WHAT TO PRODUCE: Render the following material again verbatim, leaving nothing out.

== MATERIAL PROVIDED

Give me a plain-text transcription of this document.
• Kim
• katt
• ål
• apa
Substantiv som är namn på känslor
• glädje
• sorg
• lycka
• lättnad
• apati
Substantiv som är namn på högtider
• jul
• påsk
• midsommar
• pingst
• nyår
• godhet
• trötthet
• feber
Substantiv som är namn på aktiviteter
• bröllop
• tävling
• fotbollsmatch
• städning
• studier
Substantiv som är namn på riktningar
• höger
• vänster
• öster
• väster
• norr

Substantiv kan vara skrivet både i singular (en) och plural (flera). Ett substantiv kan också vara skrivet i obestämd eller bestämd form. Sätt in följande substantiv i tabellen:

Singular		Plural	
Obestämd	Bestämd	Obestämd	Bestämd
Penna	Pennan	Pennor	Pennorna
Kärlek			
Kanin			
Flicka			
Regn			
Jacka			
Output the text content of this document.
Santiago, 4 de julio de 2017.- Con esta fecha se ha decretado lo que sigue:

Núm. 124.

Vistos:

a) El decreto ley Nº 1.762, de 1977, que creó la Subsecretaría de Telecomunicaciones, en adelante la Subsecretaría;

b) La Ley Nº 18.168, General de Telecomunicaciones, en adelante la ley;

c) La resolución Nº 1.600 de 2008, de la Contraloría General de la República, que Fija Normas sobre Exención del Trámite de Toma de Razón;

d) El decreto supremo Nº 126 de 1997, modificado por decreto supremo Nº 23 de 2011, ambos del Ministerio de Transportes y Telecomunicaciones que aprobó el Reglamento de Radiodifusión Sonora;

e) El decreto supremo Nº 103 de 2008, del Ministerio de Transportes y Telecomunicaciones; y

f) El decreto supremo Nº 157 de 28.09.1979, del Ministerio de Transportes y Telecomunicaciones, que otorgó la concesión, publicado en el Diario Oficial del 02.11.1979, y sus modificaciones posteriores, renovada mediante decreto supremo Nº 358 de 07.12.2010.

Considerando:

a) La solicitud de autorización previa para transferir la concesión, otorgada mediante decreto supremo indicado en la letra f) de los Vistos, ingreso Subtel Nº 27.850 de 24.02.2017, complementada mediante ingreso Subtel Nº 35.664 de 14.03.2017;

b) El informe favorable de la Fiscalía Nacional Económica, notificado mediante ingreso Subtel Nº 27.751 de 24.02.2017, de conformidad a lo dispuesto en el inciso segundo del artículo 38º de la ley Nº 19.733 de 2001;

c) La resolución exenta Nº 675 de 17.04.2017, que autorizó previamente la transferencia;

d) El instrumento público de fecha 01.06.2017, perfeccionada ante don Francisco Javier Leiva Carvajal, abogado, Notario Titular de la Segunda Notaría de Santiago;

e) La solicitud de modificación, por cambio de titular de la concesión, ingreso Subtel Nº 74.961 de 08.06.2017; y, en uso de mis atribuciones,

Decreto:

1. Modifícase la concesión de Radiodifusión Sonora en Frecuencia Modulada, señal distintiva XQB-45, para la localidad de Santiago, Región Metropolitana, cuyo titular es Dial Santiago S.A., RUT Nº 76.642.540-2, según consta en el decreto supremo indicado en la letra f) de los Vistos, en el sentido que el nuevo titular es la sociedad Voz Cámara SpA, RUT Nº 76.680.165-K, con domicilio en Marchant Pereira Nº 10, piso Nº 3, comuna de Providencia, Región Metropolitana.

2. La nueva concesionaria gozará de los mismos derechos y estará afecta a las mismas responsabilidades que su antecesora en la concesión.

====

WRITTEN ANSWER:
Give me a plain-text transcription of this document.
• Kim
• katt
• ål
• apa
Substantiv som är namn på känslor
• glädje
• sorg
• lycka
• lättnad
• apati
Substantiv som är namn på högtider
• jul
• påsk
• midsommar
• pingst
• nyår
• godhet
• trötthet
• feber
Substantiv som är namn på aktiviteter
• bröllop
• tävling
• fotbollsmatch
• städning
• studier
Substantiv som är namn på riktningar
• höger
• vänster
• öster
• väster
• norr

Substantiv kan vara skrivet både i singular (en) och plural (flera). Ett substantiv kan också vara skrivet i obestämd eller bestämd form. Sätt in följande substantiv i tabellen:

Singular		Plural	
Obestämd	Bestämd	Obestämd	Bestämd
Penna	Pennan	Pennor	Pennorna
Kärlek			
Kanin			
Flicka			
Regn			
Jacka			
Output the text content of this document.
Santiago, 4 de julio de 2017.- Con esta fecha se ha decretado lo que sigue:

Núm. 124.

Vistos:

a) El decreto ley Nº 1.762, de 1977, que creó la Subsecretaría de Telecomunicaciones, en adelante la Subsecretaría;

b) La Ley Nº 18.168, General de Telecomunicaciones, en adelante la ley;

c) La resolución Nº 1.600 de 2008, de la Contraloría General de la República, que Fija Normas sobre Exención del Trámite de Toma de Razón;

d) El decreto supremo Nº 126 de 1997, modificado por decreto supremo Nº 23 de 2011, ambos del Ministerio de Transportes y Telecomunicaciones que aprobó el Reglamento de Radiodifusión Sonora;

e) El decreto supremo Nº 103 de 2008, del Ministerio de Transportes y Telecomunicaciones; y

f) El decreto supremo Nº 157 de 28.09.1979, del Ministerio de Transportes y Telecomunicaciones, que otorgó la concesión, publicado en el Diario Oficial del 02.11.1979, y sus modificaciones posteriores, renovada mediante decreto supremo Nº 358 de 07.12.2010.

Considerando:

a) La solicitud de autorización previa para transferir la concesión, otorgada mediante decreto supremo indicado en la letra f) de los Vistos, ingreso Subtel Nº 27.850 de 24.02.2017, complementada mediante ingreso Subtel Nº 35.664 de 14.03.2017;

b) El informe favorable de la Fiscalía Nacional Económica, notificado mediante ingreso Subtel Nº 27.751 de 24.02.2017, de conformidad a lo dispuesto en el inciso segundo del artículo 38º de la ley Nº 19.733 de 2001;

c) La resolución exenta Nº 675 de 17.04.2017, que autorizó previamente la transferencia;

d) El instrumento público de fecha 01.06.2017, perfeccionada ante don Francisco Javier Leiva Carvajal, abogado, Notario Titular de la Segunda Notaría de Santiago;

e) La solicitud de modificación, por cambio de titular de la concesión, ingreso Subtel Nº 74.961 de 08.06.2017; y, en uso de mis atribuciones,

Decreto:

1. Modifícase la concesión de Radiodifusión Sonora en Frecuencia Modulada, señal distintiva XQB-45, para la localidad de Santiago, Región Metropolitana, cuyo titular es Dial Santiago S.A., RUT Nº 76.642.540-2, según consta en el decreto supremo indicado en la letra f) de los Vistos, en el sentido que el nuevo titular es la sociedad Voz Cámara SpA, RUT Nº 76.680.165-K, con domicilio en Marchant Pereira Nº 10, piso Nº 3, comuna de Providencia, Región Metropolitana.

2. La nueva concesionaria gozará de los mismos derechos y estará afecta a las mismas responsabilidades que su antecesora en la concesión.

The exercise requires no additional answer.